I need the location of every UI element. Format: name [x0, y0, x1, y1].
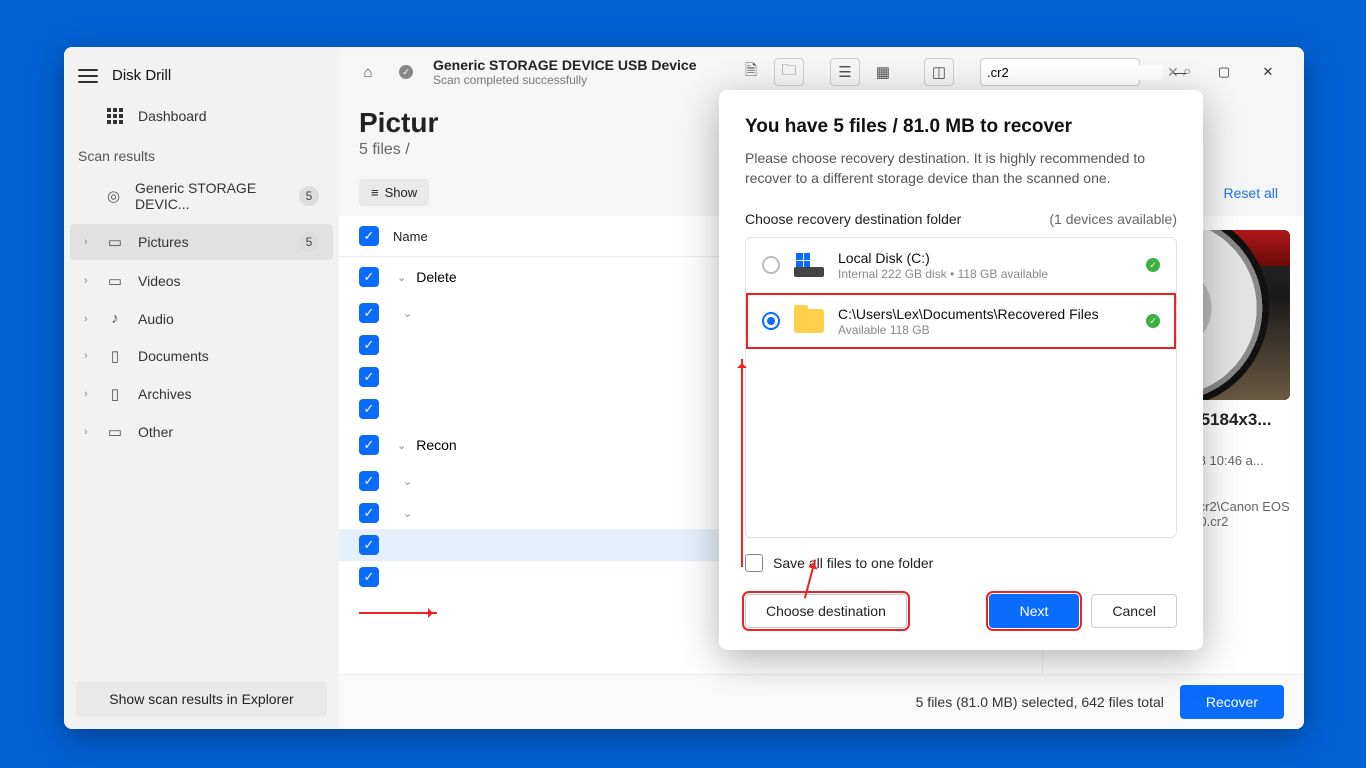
grid-icon: [106, 108, 124, 124]
check-ok-icon: ✓: [1146, 314, 1160, 328]
sidebar-item-device[interactable]: ◎ Generic STORAGE DEVIC... 5: [70, 172, 333, 220]
chevron-right-icon: ›: [84, 275, 88, 287]
sidebar-item-dashboard[interactable]: Dashboard: [70, 100, 333, 132]
choose-destination-button[interactable]: Choose destination: [745, 594, 907, 628]
check-ok-icon: ✓: [1146, 258, 1160, 272]
destination-detail: Available 118 GB: [838, 323, 1132, 337]
sidebar-item-other[interactable]: › ▭ Other: [70, 415, 333, 449]
cancel-button[interactable]: Cancel: [1091, 594, 1177, 628]
recovery-destination-modal: You have 5 files / 81.0 MB to recover Pl…: [719, 90, 1203, 650]
chevron-right-icon: ›: [84, 313, 88, 325]
destination-name: C:\Users\Lex\Documents\Recovered Files: [838, 306, 1132, 322]
save-one-label: Save all files to one folder: [773, 555, 933, 571]
sidebar-item-label: Generic STORAGE DEVIC...: [135, 180, 285, 212]
sidebar-item-label: Videos: [138, 273, 181, 289]
destination-name: Local Disk (C:): [838, 250, 1132, 266]
menu-icon[interactable]: [78, 69, 98, 83]
video-icon: ▭: [106, 272, 124, 290]
radio-icon[interactable]: [762, 312, 780, 330]
document-icon: ▯: [106, 347, 124, 365]
drive-icon: ◎: [106, 187, 121, 205]
modal-title: You have 5 files / 81.0 MB to recover: [745, 116, 1177, 138]
sidebar-item-videos[interactable]: › ▭ Videos: [70, 264, 333, 298]
next-button[interactable]: Next: [989, 594, 1080, 628]
chevron-right-icon: ›: [84, 388, 88, 400]
app-window: Disk Drill Dashboard Scan results ◎ Gene…: [64, 47, 1304, 729]
choose-destination-label: Choose recovery destination folder: [745, 211, 961, 227]
count-badge: 5: [299, 186, 319, 206]
show-in-explorer-button[interactable]: Show scan results in Explorer: [76, 681, 327, 717]
devices-available: (1 devices available): [1049, 211, 1177, 227]
modal-body: Please choose recovery destination. It i…: [745, 148, 1177, 189]
chevron-right-icon: ›: [84, 350, 88, 362]
sidebar: Disk Drill Dashboard Scan results ◎ Gene…: [64, 47, 339, 729]
destination-local-disk[interactable]: Local Disk (C:) Internal 222 GB disk • 1…: [746, 238, 1176, 293]
scan-results-label: Scan results: [64, 134, 339, 170]
audio-icon: ♪: [106, 310, 124, 327]
sidebar-item-label: Other: [138, 424, 173, 440]
sidebar-item-audio[interactable]: › ♪ Audio: [70, 302, 333, 335]
chevron-right-icon: ›: [84, 236, 88, 248]
checkbox-icon[interactable]: [745, 554, 763, 572]
chevron-right-icon: ›: [84, 426, 88, 438]
destination-list: Local Disk (C:) Internal 222 GB disk • 1…: [745, 237, 1177, 538]
sidebar-item-documents[interactable]: › ▯ Documents: [70, 339, 333, 373]
sidebar-item-label: Documents: [138, 348, 209, 364]
sidebar-item-label: Archives: [138, 386, 192, 402]
archive-icon: ▯: [106, 385, 124, 403]
main-area: ⌂ ✓ Generic STORAGE DEVICE USB Device Sc…: [339, 47, 1304, 729]
sidebar-item-pictures[interactable]: › ▭ Pictures 5: [70, 224, 333, 260]
destination-recovered-files[interactable]: C:\Users\Lex\Documents\Recovered Files A…: [746, 293, 1176, 349]
destination-detail: Internal 222 GB disk • 118 GB available: [838, 267, 1132, 281]
sidebar-item-label: Pictures: [138, 234, 189, 250]
sidebar-item-label: Audio: [138, 311, 174, 327]
sidebar-item-label: Dashboard: [138, 108, 207, 124]
app-title: Disk Drill: [112, 67, 171, 84]
folder-icon: [794, 309, 824, 333]
sidebar-item-archives[interactable]: › ▯ Archives: [70, 377, 333, 411]
image-icon: ▭: [106, 233, 124, 251]
save-to-one-folder[interactable]: Save all files to one folder: [745, 554, 1177, 572]
disk-icon: [794, 253, 824, 277]
radio-icon[interactable]: [762, 256, 780, 274]
count-badge: 5: [299, 232, 319, 252]
other-icon: ▭: [106, 423, 124, 441]
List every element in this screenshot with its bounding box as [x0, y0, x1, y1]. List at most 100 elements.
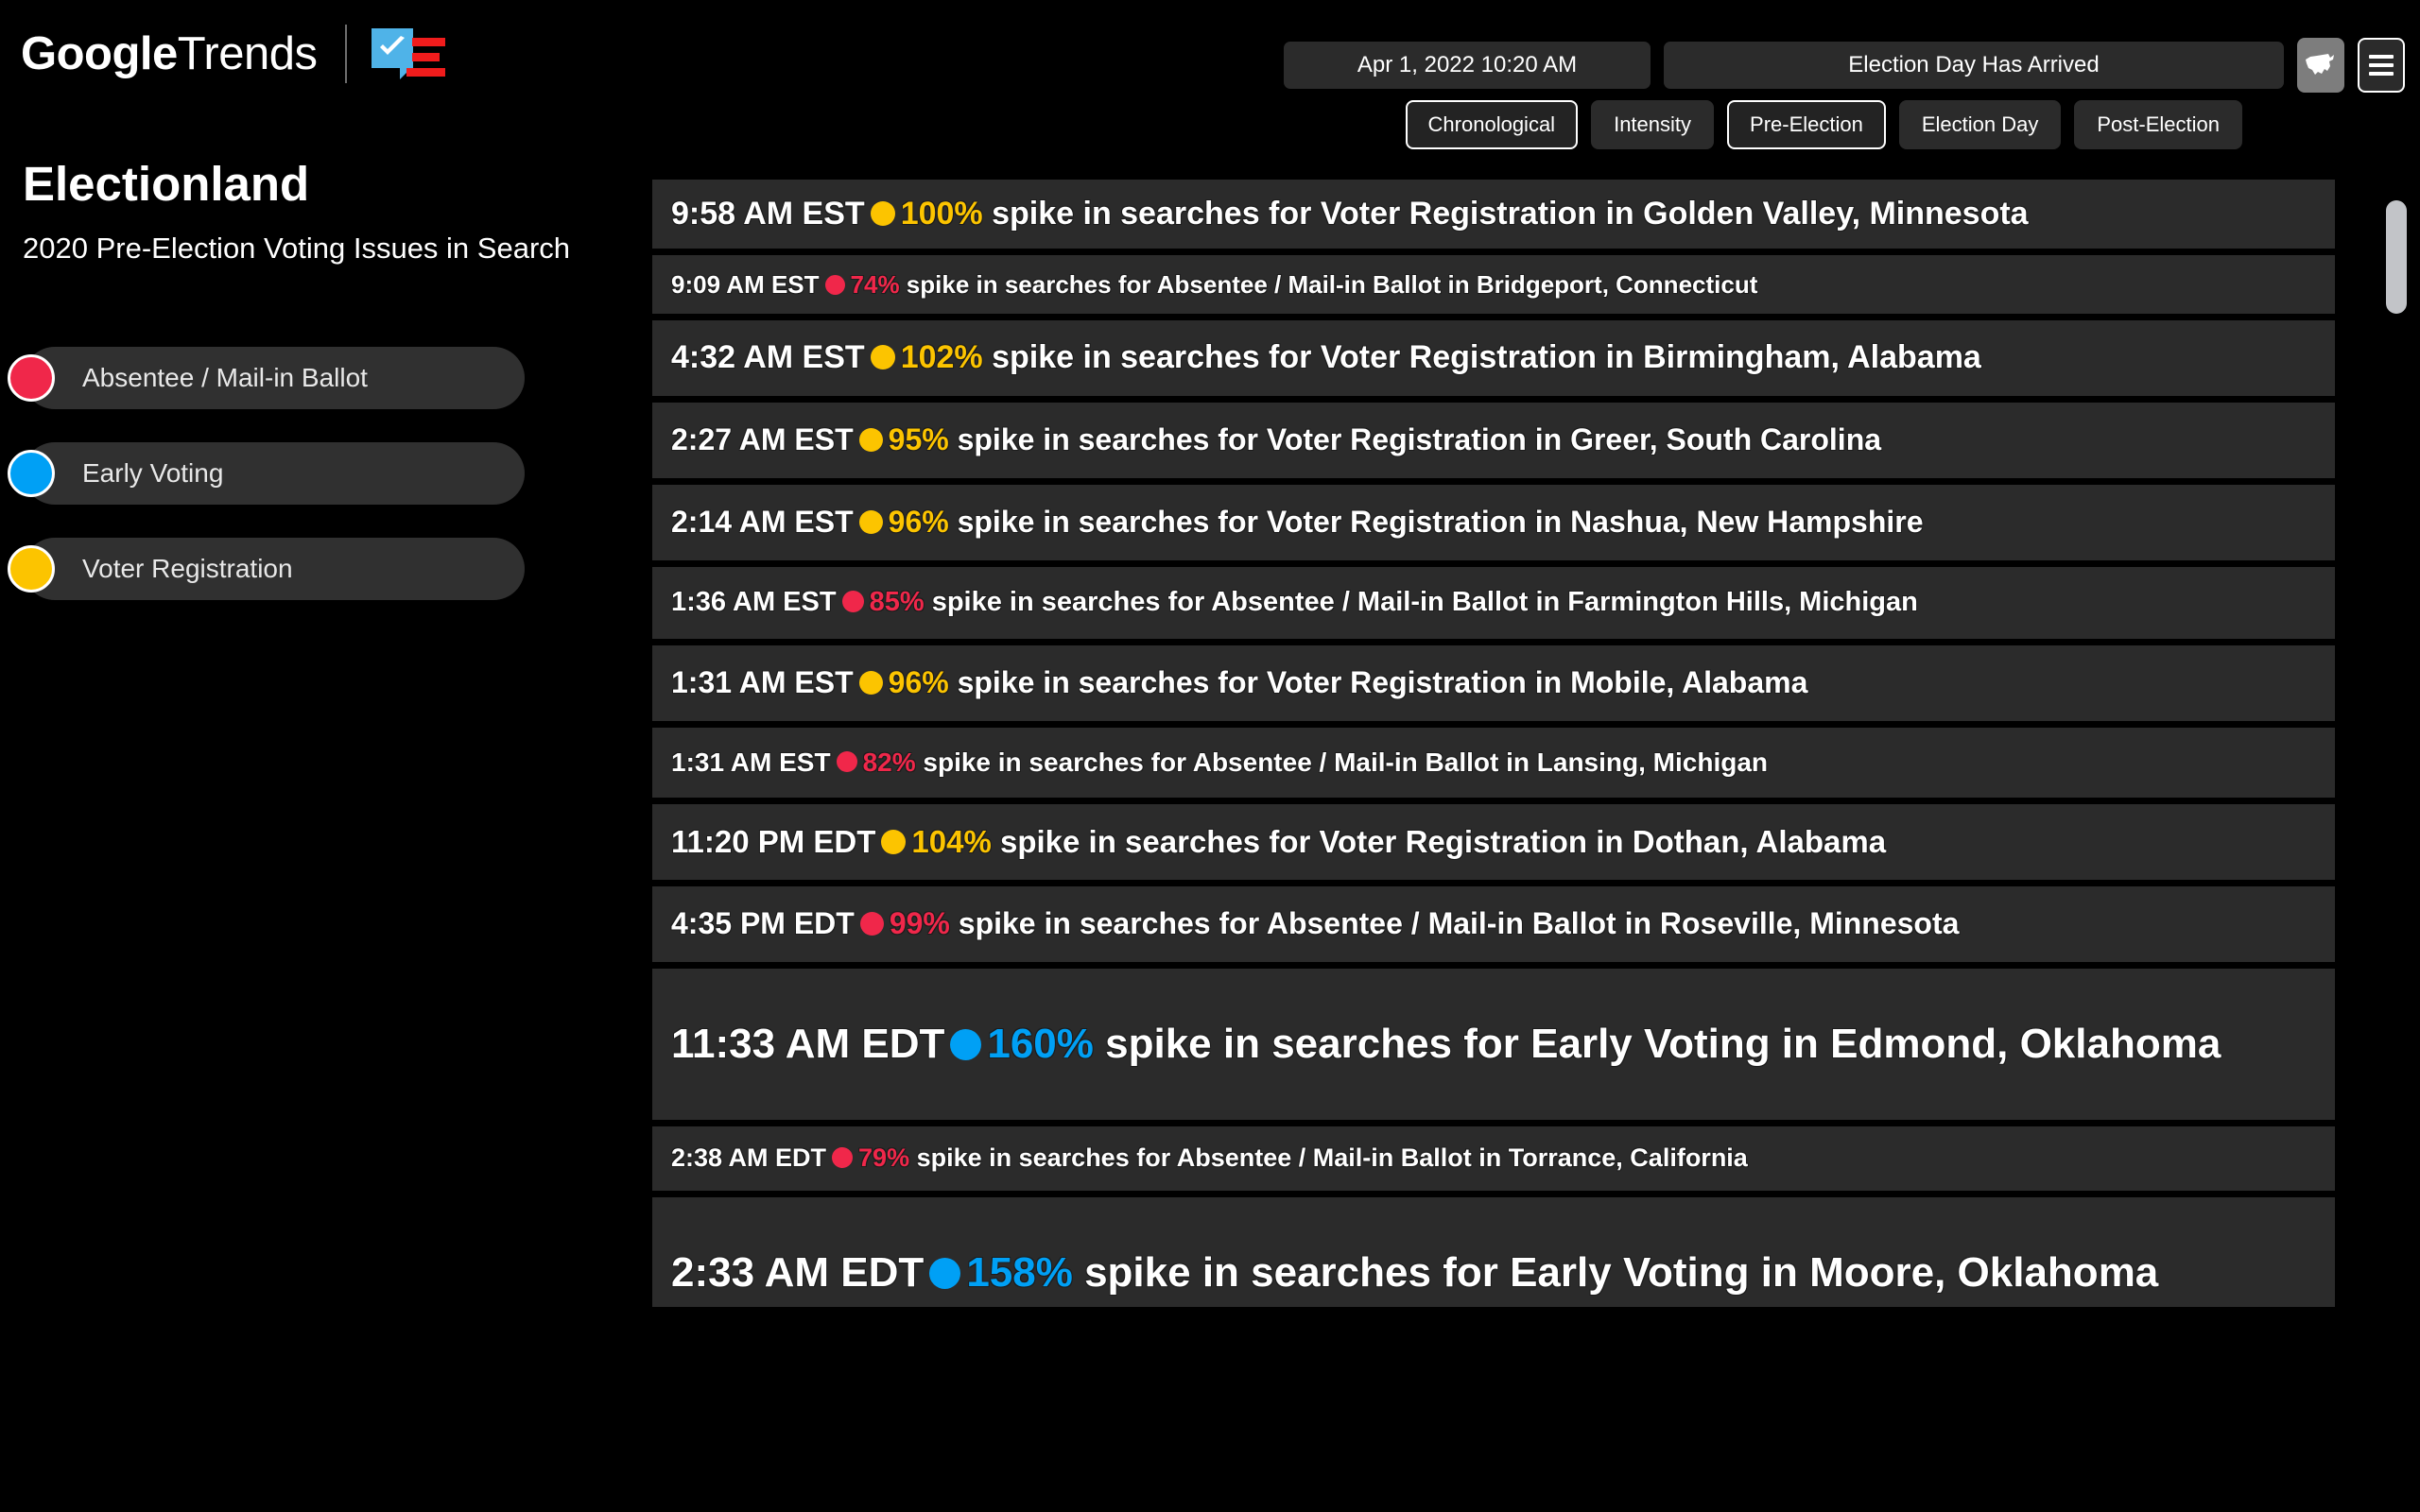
================================
Given instruction
Give the lines above as a numbered list, leaving out blank lines and the pictures.

Solution to this problem
1. I need the location of every UI element. Format: name [x0, y0, x1, y1].
2. grid-icon: [106, 108, 124, 124]
3. check-ok-icon: ✓: [1146, 314, 1160, 328]
4. sidebar-item-device[interactable]: ◎ Generic STORAGE DEVIC... 5: [70, 172, 333, 220]
5. chevron-right-icon: ›: [84, 275, 88, 287]
6. sidebar-item-dashboard[interactable]: Dashboard: [70, 100, 333, 132]
7. choose-destination-button[interactable]: Choose destination: [745, 594, 907, 628]
8. check-ok-icon: ✓: [1146, 258, 1160, 272]
9. destination-detail: Available 118 GB: [838, 323, 1132, 337]
10. sidebar-item-other[interactable]: › ▭ Other: [70, 415, 333, 449]
11. cancel-button[interactable]: Cancel: [1091, 594, 1177, 628]
12. recovery-destination-modal: You have 5 files / 81.0 MB to recover Pl…: [719, 90, 1203, 650]
13. chevron-right-icon: ›: [84, 313, 88, 325]
14. destination-name: C:\Users\Lex\Documents\Recovered Files: [838, 306, 1132, 322]
15. save-one-label: Save all files to one folder: [773, 555, 933, 571]
16. sidebar-item-label: Generic STORAGE DEVIC...: [135, 180, 285, 212]
17. sidebar-item-label: Videos: [138, 273, 181, 289]
18. destination-name: Local Disk (C:): [838, 250, 1132, 266]
19. menu-icon[interactable]: [78, 69, 98, 83]
20. video-icon: ▭: [106, 272, 124, 290]
21. radio-icon[interactable]: [762, 312, 780, 330]
22. document-icon: ▯: [106, 347, 124, 365]
23. drive-icon: ◎: [106, 187, 121, 205]
24. modal-title: You have 5 files / 81.0 MB to recover: [745, 116, 1177, 138]
25. sidebar-item-videos[interactable]: › ▭ Videos: [70, 264, 333, 298]
26. next-button[interactable]: Next: [989, 594, 1080, 628]
27. chevron-right-icon: ›: [84, 388, 88, 400]
28. app-window: Disk Drill Dashboard Scan results ◎ Gene…: [64, 47, 1304, 729]
29. choose-destination-label: Choose recovery destination folder: [745, 211, 961, 227]
30. count-badge: 5: [299, 186, 319, 206]
31. show-in-explorer-button[interactable]: Show scan results in Explorer: [76, 681, 327, 717]
32. devices-available: (1 devices available): [1049, 211, 1177, 227]
33. modal-body: Please choose recovery destination. It i…: [745, 148, 1177, 189]
34. chevron-right-icon: ›: [84, 350, 88, 362]
35. sidebar: Disk Drill Dashboard Scan results ◎ Gene…: [64, 47, 339, 729]
36. destination-local-disk[interactable]: Local Disk (C:) Internal 222 GB disk • 1…: [746, 238, 1176, 293]
37. scan-results-label: Scan results: [64, 134, 339, 170]
38. audio-icon: ♪: [106, 310, 124, 327]
39. sidebar-item-label: Other: [138, 424, 173, 440]
40. sidebar-item-audio[interactable]: › ♪ Audio: [70, 302, 333, 335]
41. chevron-right-icon: ›: [84, 236, 88, 248]
42. checkbox-icon[interactable]: [745, 554, 763, 572]
43. chevron-right-icon: ›: [84, 426, 88, 438]
44. destination-list: Local Disk (C:) Internal 222 GB disk • 1…: [745, 237, 1177, 538]
45. sidebar-item-documents[interactable]: › ▯ Documents: [70, 339, 333, 373]
46. sidebar-item-label: Documents: [138, 348, 209, 364]
47. sidebar-item-label: Archives: [138, 386, 192, 402]
48. archive-icon: ▯: [106, 385, 124, 403]
49. main-area: ⌂ ✓ Generic STORAGE DEVICE USB Device Sc…: [339, 47, 1304, 729]
50. sidebar-item-pictures[interactable]: › ▭ Pictures 5: [70, 224, 333, 260]
51. destination-recovered-files[interactable]: C:\Users\Lex\Documents\Recovered Files A…: [746, 293, 1176, 349]
52. destination-detail: Internal 222 GB disk • 118 GB available: [838, 267, 1132, 281]
53. sidebar-item-label: Pictures: [138, 234, 189, 250]
54. sidebar-item-label: Audio: [138, 311, 174, 327]
55. sidebar-item-label: Dashboard: [138, 108, 207, 124]
56. app-title: Disk Drill: [112, 67, 171, 84]
57. folder-icon: [794, 309, 824, 333]
58. sidebar-item-archives[interactable]: › ▯ Archives: [70, 377, 333, 411]
59. image-icon: ▭: [106, 233, 124, 251]
60. save-to-one-folder[interactable]: Save all files to one folder: [745, 554, 1177, 572]
61. disk-icon: [794, 253, 824, 277]
62. radio-icon[interactable]: [762, 256, 780, 274]
63. count-badge: 5: [299, 232, 319, 252]
64. other-icon: ▭: [106, 423, 124, 441]
65. List every element in this screenshot with its bounding box as [x0, y0, x1, y1]. List at most 100 elements.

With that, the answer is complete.